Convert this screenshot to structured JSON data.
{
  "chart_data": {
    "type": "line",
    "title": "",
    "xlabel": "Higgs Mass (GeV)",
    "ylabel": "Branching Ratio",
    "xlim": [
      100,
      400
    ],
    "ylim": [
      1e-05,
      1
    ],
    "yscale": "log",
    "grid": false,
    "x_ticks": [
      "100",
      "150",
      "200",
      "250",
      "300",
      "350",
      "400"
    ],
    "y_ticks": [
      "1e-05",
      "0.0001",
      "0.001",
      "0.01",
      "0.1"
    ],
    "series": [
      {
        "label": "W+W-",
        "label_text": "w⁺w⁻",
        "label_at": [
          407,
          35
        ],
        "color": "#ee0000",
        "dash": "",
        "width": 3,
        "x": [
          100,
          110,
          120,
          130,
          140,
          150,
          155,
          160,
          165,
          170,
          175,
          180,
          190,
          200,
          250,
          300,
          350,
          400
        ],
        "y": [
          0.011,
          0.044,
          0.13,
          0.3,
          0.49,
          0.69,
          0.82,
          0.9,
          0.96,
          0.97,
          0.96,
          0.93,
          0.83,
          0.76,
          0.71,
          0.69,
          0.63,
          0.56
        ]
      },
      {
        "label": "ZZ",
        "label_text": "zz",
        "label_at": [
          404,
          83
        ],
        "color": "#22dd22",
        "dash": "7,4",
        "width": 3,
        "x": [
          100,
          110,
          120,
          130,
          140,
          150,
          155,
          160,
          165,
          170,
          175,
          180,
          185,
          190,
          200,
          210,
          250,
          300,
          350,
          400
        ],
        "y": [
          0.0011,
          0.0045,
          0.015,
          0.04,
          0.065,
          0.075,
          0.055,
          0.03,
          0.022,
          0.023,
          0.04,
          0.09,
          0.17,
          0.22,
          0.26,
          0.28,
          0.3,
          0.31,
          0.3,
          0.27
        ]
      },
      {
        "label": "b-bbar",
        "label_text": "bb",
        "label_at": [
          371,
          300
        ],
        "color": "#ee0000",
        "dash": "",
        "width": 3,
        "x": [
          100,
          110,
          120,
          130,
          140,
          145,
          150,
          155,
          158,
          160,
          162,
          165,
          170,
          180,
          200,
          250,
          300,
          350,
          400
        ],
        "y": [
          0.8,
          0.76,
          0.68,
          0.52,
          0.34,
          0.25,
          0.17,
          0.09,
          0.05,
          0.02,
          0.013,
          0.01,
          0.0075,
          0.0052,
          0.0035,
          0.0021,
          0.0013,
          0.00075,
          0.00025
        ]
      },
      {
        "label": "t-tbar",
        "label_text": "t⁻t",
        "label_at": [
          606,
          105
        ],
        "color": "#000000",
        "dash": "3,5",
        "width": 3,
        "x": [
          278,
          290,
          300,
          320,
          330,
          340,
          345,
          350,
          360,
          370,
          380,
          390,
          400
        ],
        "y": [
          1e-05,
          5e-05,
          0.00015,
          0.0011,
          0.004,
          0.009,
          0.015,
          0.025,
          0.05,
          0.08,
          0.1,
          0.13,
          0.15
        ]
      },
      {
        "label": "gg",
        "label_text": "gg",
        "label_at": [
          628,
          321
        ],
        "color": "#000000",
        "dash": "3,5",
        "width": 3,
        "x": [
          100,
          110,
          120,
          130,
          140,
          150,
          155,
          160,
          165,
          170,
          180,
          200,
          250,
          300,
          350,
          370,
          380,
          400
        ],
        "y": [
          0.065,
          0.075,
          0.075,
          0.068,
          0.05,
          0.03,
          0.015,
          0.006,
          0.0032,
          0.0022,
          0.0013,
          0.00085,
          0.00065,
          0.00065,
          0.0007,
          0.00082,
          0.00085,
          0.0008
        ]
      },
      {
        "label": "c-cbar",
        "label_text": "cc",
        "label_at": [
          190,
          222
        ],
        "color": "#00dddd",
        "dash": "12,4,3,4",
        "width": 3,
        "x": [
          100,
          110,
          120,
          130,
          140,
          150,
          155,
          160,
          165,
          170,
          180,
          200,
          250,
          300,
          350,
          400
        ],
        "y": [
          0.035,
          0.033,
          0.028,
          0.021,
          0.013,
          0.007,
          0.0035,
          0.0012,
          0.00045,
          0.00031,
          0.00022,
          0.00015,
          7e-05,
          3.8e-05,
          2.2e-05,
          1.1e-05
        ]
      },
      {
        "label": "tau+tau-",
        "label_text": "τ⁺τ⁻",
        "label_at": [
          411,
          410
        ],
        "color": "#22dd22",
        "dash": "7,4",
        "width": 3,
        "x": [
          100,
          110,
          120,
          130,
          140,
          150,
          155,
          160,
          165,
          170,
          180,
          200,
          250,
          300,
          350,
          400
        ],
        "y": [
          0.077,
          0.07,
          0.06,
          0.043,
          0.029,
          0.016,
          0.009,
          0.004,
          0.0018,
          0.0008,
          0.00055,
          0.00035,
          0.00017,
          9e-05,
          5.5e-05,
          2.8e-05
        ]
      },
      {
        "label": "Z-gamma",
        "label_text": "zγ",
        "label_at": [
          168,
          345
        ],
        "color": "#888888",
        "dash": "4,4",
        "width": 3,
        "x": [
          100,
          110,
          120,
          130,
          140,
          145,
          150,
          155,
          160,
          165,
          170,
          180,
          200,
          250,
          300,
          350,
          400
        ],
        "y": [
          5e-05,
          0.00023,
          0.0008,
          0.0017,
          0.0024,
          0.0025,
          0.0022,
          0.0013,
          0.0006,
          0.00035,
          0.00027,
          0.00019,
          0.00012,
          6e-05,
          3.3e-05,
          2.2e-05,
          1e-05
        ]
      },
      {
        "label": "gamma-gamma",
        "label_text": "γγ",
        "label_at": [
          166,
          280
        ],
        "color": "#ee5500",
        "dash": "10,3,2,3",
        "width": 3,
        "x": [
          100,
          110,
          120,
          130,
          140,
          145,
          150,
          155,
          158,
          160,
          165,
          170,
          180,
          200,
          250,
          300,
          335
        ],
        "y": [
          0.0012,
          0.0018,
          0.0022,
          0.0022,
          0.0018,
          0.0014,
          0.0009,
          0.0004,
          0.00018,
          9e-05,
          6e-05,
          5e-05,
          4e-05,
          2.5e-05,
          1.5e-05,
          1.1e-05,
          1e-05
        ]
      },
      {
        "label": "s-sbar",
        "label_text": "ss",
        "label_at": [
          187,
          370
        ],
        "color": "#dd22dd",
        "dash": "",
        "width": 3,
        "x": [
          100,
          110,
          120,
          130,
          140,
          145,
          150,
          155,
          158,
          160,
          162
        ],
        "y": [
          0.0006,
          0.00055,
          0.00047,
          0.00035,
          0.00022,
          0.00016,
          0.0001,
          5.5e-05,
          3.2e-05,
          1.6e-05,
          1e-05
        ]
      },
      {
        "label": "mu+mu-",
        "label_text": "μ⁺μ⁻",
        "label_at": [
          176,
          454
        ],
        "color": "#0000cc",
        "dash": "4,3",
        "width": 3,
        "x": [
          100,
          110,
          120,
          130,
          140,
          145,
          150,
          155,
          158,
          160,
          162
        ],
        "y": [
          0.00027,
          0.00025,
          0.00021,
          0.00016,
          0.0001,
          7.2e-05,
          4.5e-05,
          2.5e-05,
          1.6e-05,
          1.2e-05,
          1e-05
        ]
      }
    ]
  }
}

→ INSTRUCTION
Repeat the records above exactly, leaving none out.

→ RESULT
Convert this screenshot to structured JSON data.
{
  "chart_data": {
    "type": "line",
    "title": "",
    "xlabel": "Higgs Mass (GeV)",
    "ylabel": "Branching Ratio",
    "xlim": [
      100,
      400
    ],
    "ylim": [
      1e-05,
      1
    ],
    "yscale": "log",
    "grid": false,
    "x_ticks": [
      "100",
      "150",
      "200",
      "250",
      "300",
      "350",
      "400"
    ],
    "y_ticks": [
      "1e-05",
      "0.0001",
      "0.001",
      "0.01",
      "0.1"
    ],
    "series": [
      {
        "label": "W+W-",
        "label_text": "w⁺w⁻",
        "label_at": [
          407,
          35
        ],
        "color": "#ee0000",
        "dash": "",
        "width": 3,
        "x": [
          100,
          110,
          120,
          130,
          140,
          150,
          155,
          160,
          165,
          170,
          175,
          180,
          190,
          200,
          250,
          300,
          350,
          400
        ],
        "y": [
          0.011,
          0.044,
          0.13,
          0.3,
          0.49,
          0.69,
          0.82,
          0.9,
          0.96,
          0.97,
          0.96,
          0.93,
          0.83,
          0.76,
          0.71,
          0.69,
          0.63,
          0.56
        ]
      },
      {
        "label": "ZZ",
        "label_text": "zz",
        "label_at": [
          404,
          83
        ],
        "color": "#22dd22",
        "dash": "7,4",
        "width": 3,
        "x": [
          100,
          110,
          120,
          130,
          140,
          150,
          155,
          160,
          165,
          170,
          175,
          180,
          185,
          190,
          200,
          210,
          250,
          300,
          350,
          400
        ],
        "y": [
          0.0011,
          0.0045,
          0.015,
          0.04,
          0.065,
          0.075,
          0.055,
          0.03,
          0.022,
          0.023,
          0.04,
          0.09,
          0.17,
          0.22,
          0.26,
          0.28,
          0.3,
          0.31,
          0.3,
          0.27
        ]
      },
      {
        "label": "b-bbar",
        "label_text": "bb",
        "label_at": [
          371,
          300
        ],
        "color": "#ee0000",
        "dash": "",
        "width": 3,
        "x": [
          100,
          110,
          120,
          130,
          140,
          145,
          150,
          155,
          158,
          160,
          162,
          165,
          170,
          180,
          200,
          250,
          300,
          350,
          400
        ],
        "y": [
          0.8,
          0.76,
          0.68,
          0.52,
          0.34,
          0.25,
          0.17,
          0.09,
          0.05,
          0.02,
          0.013,
          0.01,
          0.0075,
          0.0052,
          0.0035,
          0.0021,
          0.0013,
          0.00075,
          0.00025
        ]
      },
      {
        "label": "t-tbar",
        "label_text": "t⁻t",
        "label_at": [
          606,
          105
        ],
        "color": "#000000",
        "dash": "3,5",
        "width": 3,
        "x": [
          278,
          290,
          300,
          320,
          330,
          340,
          345,
          350,
          360,
          370,
          380,
          390,
          400
        ],
        "y": [
          1e-05,
          5e-05,
          0.00015,
          0.0011,
          0.004,
          0.009,
          0.015,
          0.025,
          0.05,
          0.08,
          0.1,
          0.13,
          0.15
        ]
      },
      {
        "label": "gg",
        "label_text": "gg",
        "label_at": [
          628,
          321
        ],
        "color": "#000000",
        "dash": "3,5",
        "width": 3,
        "x": [
          100,
          110,
          120,
          130,
          140,
          150,
          155,
          160,
          165,
          170,
          180,
          200,
          250,
          300,
          350,
          370,
          380,
          400
        ],
        "y": [
          0.065,
          0.075,
          0.075,
          0.068,
          0.05,
          0.03,
          0.015,
          0.006,
          0.0032,
          0.0022,
          0.0013,
          0.00085,
          0.00065,
          0.00065,
          0.0007,
          0.00082,
          0.00085,
          0.0008
        ]
      },
      {
        "label": "c-cbar",
        "label_text": "cc",
        "label_at": [
          190,
          222
        ],
        "color": "#00dddd",
        "dash": "12,4,3,4",
        "width": 3,
        "x": [
          100,
          110,
          120,
          130,
          140,
          150,
          155,
          160,
          165,
          170,
          180,
          200,
          250,
          300,
          350,
          400
        ],
        "y": [
          0.035,
          0.033,
          0.028,
          0.021,
          0.013,
          0.007,
          0.0035,
          0.0012,
          0.00045,
          0.00031,
          0.00022,
          0.00015,
          7e-05,
          3.8e-05,
          2.2e-05,
          1.1e-05
        ]
      },
      {
        "label": "tau+tau-",
        "label_text": "τ⁺τ⁻",
        "label_at": [
          411,
          410
        ],
        "color": "#22dd22",
        "dash": "7,4",
        "width": 3,
        "x": [
          100,
          110,
          120,
          130,
          140,
          150,
          155,
          160,
          165,
          170,
          180,
          200,
          250,
          300,
          350,
          400
        ],
        "y": [
          0.077,
          0.07,
          0.06,
          0.043,
          0.029,
          0.016,
          0.009,
          0.004,
          0.0018,
          0.0008,
          0.00055,
          0.00035,
          0.00017,
          9e-05,
          5.5e-05,
          2.8e-05
        ]
      },
      {
        "label": "Z-gamma",
        "label_text": "zγ",
        "label_at": [
          168,
          345
        ],
        "color": "#888888",
        "dash": "4,4",
        "width": 3,
        "x": [
          100,
          110,
          120,
          130,
          140,
          145,
          150,
          155,
          160,
          165,
          170,
          180,
          200,
          250,
          300,
          350,
          400
        ],
        "y": [
          5e-05,
          0.00023,
          0.0008,
          0.0017,
          0.0024,
          0.0025,
          0.0022,
          0.0013,
          0.0006,
          0.00035,
          0.00027,
          0.00019,
          0.00012,
          6e-05,
          3.3e-05,
          2.2e-05,
          1e-05
        ]
      },
      {
        "label": "gamma-gamma",
        "label_text": "γγ",
        "label_at": [
          166,
          280
        ],
        "color": "#ee5500",
        "dash": "10,3,2,3",
        "width": 3,
        "x": [
          100,
          110,
          120,
          130,
          140,
          145,
          150,
          155,
          158,
          160,
          165,
          170,
          180,
          200,
          250,
          300,
          335
        ],
        "y": [
          0.0012,
          0.0018,
          0.0022,
          0.0022,
          0.0018,
          0.0014,
          0.0009,
          0.0004,
          0.00018,
          9e-05,
          6e-05,
          5e-05,
          4e-05,
          2.5e-05,
          1.5e-05,
          1.1e-05,
          1e-05
        ]
      },
      {
        "label": "s-sbar",
        "label_text": "ss",
        "label_at": [
          187,
          370
        ],
        "color": "#dd22dd",
        "dash": "",
        "width": 3,
        "x": [
          100,
          110,
          120,
          130,
          140,
          145,
          150,
          155,
          158,
          160,
          162
        ],
        "y": [
          0.0006,
          0.00055,
          0.00047,
          0.00035,
          0.00022,
          0.00016,
          0.0001,
          5.5e-05,
          3.2e-05,
          1.6e-05,
          1e-05
        ]
      },
      {
        "label": "mu+mu-",
        "label_text": "μ⁺μ⁻",
        "label_at": [
          176,
          454
        ],
        "color": "#0000cc",
        "dash": "4,3",
        "width": 3,
        "x": [
          100,
          110,
          120,
          130,
          140,
          145,
          150,
          155,
          158,
          160,
          162
        ],
        "y": [
          0.00027,
          0.00025,
          0.00021,
          0.00016,
          0.0001,
          7.2e-05,
          4.5e-05,
          2.5e-05,
          1.6e-05,
          1.2e-05,
          1e-05
        ]
      }
    ]
  }
}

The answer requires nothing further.